- _Task to carry out_: Reproduce the data exactly and drop any pictures it holds.
## begin Stored records
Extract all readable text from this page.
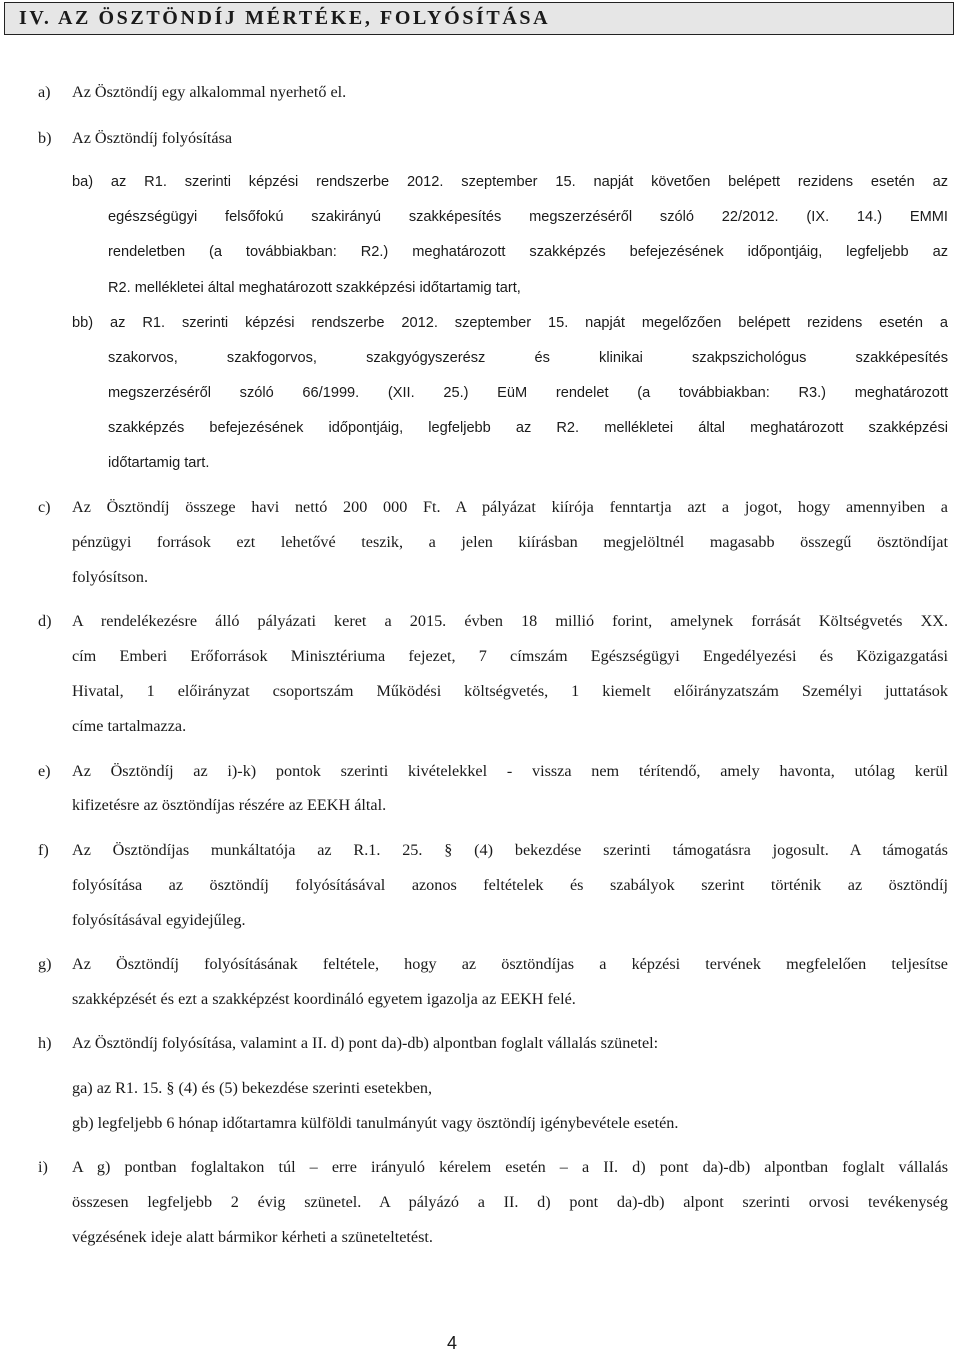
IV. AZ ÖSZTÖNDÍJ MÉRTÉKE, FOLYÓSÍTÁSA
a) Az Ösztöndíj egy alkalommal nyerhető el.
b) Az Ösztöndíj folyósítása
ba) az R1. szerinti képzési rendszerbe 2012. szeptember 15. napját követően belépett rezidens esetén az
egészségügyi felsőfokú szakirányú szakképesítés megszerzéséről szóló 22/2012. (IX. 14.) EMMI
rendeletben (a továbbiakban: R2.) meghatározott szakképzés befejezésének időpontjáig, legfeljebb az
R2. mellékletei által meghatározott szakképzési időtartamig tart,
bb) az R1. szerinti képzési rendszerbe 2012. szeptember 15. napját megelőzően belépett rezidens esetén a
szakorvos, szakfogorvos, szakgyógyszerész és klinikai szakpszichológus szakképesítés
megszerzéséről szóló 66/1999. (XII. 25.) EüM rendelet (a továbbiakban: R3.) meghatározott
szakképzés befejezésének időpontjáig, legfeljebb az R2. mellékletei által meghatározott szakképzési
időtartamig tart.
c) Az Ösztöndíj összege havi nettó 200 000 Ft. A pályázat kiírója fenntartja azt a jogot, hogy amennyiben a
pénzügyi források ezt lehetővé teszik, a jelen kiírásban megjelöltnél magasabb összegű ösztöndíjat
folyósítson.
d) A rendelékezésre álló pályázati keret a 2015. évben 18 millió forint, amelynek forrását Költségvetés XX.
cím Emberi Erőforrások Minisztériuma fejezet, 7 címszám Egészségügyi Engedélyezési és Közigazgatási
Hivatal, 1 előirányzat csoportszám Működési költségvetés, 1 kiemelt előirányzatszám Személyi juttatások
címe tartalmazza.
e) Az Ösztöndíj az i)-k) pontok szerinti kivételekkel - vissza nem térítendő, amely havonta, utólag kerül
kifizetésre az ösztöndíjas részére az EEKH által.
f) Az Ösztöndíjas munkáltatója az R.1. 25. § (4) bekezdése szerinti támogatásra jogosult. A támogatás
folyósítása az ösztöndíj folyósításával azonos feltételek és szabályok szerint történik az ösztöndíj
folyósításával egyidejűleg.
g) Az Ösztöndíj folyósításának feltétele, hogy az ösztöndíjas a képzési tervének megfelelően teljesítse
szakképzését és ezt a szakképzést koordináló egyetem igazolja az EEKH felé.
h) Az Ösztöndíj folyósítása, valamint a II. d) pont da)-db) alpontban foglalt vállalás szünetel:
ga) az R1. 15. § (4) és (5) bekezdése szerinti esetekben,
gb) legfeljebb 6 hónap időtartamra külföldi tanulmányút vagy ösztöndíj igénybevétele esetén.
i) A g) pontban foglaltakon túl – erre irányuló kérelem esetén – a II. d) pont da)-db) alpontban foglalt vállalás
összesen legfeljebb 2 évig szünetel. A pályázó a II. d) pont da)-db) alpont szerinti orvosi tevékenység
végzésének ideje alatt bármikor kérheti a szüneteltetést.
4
## end Stored records
- _Solved exercise_:
Extract all readable text from this page.
IV. AZ ÖSZTÖNDÍJ MÉRTÉKE, FOLYÓSÍTÁSA
a) Az Ösztöndíj egy alkalommal nyerhető el.
b) Az Ösztöndíj folyósítása
ba) az R1. szerinti képzési rendszerbe 2012. szeptember 15. napját követően belépett rezidens esetén az
egészségügyi felsőfokú szakirányú szakképesítés megszerzéséről szóló 22/2012. (IX. 14.) EMMI
rendeletben (a továbbiakban: R2.) meghatározott szakképzés befejezésének időpontjáig, legfeljebb az
R2. mellékletei által meghatározott szakképzési időtartamig tart,
bb) az R1. szerinti képzési rendszerbe 2012. szeptember 15. napját megelőzően belépett rezidens esetén a
szakorvos, szakfogorvos, szakgyógyszerész és klinikai szakpszichológus szakképesítés
megszerzéséről szóló 66/1999. (XII. 25.) EüM rendelet (a továbbiakban: R3.) meghatározott
szakképzés befejezésének időpontjáig, legfeljebb az R2. mellékletei által meghatározott szakképzési
időtartamig tart.
c) Az Ösztöndíj összege havi nettó 200 000 Ft. A pályázat kiírója fenntartja azt a jogot, hogy amennyiben a
pénzügyi források ezt lehetővé teszik, a jelen kiírásban megjelöltnél magasabb összegű ösztöndíjat
folyósítson.
d) A rendelékezésre álló pályázati keret a 2015. évben 18 millió forint, amelynek forrását Költségvetés XX.
cím Emberi Erőforrások Minisztériuma fejezet, 7 címszám Egészségügyi Engedélyezési és Közigazgatási
Hivatal, 1 előirányzat csoportszám Működési költségvetés, 1 kiemelt előirányzatszám Személyi juttatások
címe tartalmazza.
e) Az Ösztöndíj az i)-k) pontok szerinti kivételekkel - vissza nem térítendő, amely havonta, utólag kerül
kifizetésre az ösztöndíjas részére az EEKH által.
f) Az Ösztöndíjas munkáltatója az R.1. 25. § (4) bekezdése szerinti támogatásra jogosult. A támogatás
folyósítása az ösztöndíj folyósításával azonos feltételek és szabályok szerint történik az ösztöndíj
folyósításával egyidejűleg.
g) Az Ösztöndíj folyósításának feltétele, hogy az ösztöndíjas a képzési tervének megfelelően teljesítse
szakképzését és ezt a szakképzést koordináló egyetem igazolja az EEKH felé.
h) Az Ösztöndíj folyósítása, valamint a II. d) pont da)-db) alpontban foglalt vállalás szünetel:
ga) az R1. 15. § (4) és (5) bekezdése szerinti esetekben,
gb) legfeljebb 6 hónap időtartamra külföldi tanulmányút vagy ösztöndíj igénybevétele esetén.
i) A g) pontban foglaltakon túl – erre irányuló kérelem esetén – a II. d) pont da)-db) alpontban foglalt vállalás
összesen legfeljebb 2 évig szünetel. A pályázó a II. d) pont da)-db) alpont szerinti orvosi tevékenység
végzésének ideje alatt bármikor kérheti a szüneteltetést.
4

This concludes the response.